• [WHAT TO PRODUCE] Examine the records and identify each line that includes the string "accès". Copy those lines.
— start —
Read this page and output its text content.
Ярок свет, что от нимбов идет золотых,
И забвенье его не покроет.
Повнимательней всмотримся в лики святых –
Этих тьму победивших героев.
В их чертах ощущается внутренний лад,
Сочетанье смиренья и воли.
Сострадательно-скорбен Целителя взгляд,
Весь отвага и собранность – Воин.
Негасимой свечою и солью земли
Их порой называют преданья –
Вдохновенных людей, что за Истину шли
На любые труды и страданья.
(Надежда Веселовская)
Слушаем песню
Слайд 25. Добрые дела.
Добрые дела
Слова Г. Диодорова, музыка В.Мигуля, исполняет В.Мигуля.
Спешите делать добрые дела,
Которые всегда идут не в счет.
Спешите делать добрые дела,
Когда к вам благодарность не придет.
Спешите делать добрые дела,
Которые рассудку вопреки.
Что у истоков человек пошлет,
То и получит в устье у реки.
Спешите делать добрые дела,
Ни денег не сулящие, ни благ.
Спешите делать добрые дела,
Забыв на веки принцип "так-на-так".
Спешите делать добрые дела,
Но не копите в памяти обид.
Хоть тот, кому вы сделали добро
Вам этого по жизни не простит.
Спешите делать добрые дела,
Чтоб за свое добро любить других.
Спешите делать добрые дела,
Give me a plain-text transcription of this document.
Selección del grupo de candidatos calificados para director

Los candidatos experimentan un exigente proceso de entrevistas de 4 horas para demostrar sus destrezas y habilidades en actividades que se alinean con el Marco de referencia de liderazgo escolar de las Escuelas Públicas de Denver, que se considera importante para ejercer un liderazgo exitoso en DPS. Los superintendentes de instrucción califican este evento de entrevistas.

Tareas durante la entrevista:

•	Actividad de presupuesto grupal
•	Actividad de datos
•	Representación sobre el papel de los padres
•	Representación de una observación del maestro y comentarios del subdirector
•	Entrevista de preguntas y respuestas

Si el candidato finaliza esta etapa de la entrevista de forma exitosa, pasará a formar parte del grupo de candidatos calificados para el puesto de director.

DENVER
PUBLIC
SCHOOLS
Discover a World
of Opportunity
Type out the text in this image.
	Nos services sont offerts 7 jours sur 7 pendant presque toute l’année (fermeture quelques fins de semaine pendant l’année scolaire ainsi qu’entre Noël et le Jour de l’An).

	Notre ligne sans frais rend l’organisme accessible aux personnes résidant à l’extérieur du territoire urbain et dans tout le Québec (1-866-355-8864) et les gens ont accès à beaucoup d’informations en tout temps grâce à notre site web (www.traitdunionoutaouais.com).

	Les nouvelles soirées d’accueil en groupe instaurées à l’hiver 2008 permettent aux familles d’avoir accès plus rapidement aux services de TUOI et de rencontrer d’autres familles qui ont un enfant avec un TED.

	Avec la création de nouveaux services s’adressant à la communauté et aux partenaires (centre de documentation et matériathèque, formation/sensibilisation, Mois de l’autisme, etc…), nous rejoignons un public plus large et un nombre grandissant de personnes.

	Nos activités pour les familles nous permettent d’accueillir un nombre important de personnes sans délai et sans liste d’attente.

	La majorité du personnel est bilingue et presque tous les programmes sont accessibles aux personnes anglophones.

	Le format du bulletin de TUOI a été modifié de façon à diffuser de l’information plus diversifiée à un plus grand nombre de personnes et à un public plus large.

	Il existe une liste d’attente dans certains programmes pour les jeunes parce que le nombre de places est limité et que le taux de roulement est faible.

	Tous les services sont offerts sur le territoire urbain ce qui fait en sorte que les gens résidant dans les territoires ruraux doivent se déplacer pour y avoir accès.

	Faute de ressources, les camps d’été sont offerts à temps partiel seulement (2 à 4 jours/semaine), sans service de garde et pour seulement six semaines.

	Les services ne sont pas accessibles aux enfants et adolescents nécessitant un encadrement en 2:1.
— end —
• [REPLY TO THE TASK]
	Notre ligne sans frais rend l’organisme accessible aux personnes résidant à l’extérieur du territoire urbain et dans tout le Québec (1-866-355-8864) et les gens ont accès à beaucoup d’informations en tout temps grâce à notre site web (www.traitdunionoutaouais.com).
	Les nouvelles soirées d’accueil en groupe instaurées à l’hiver 2008 permettent aux familles d’avoir accès plus rapidement aux services de TUOI et de rencontrer d’autres familles qui ont un enfant avec un TED.
	Tous les services sont offerts sur le territoire urbain ce qui fait en sorte que les gens résidant dans les territoires ruraux doivent se déplacer pour y avoir accès.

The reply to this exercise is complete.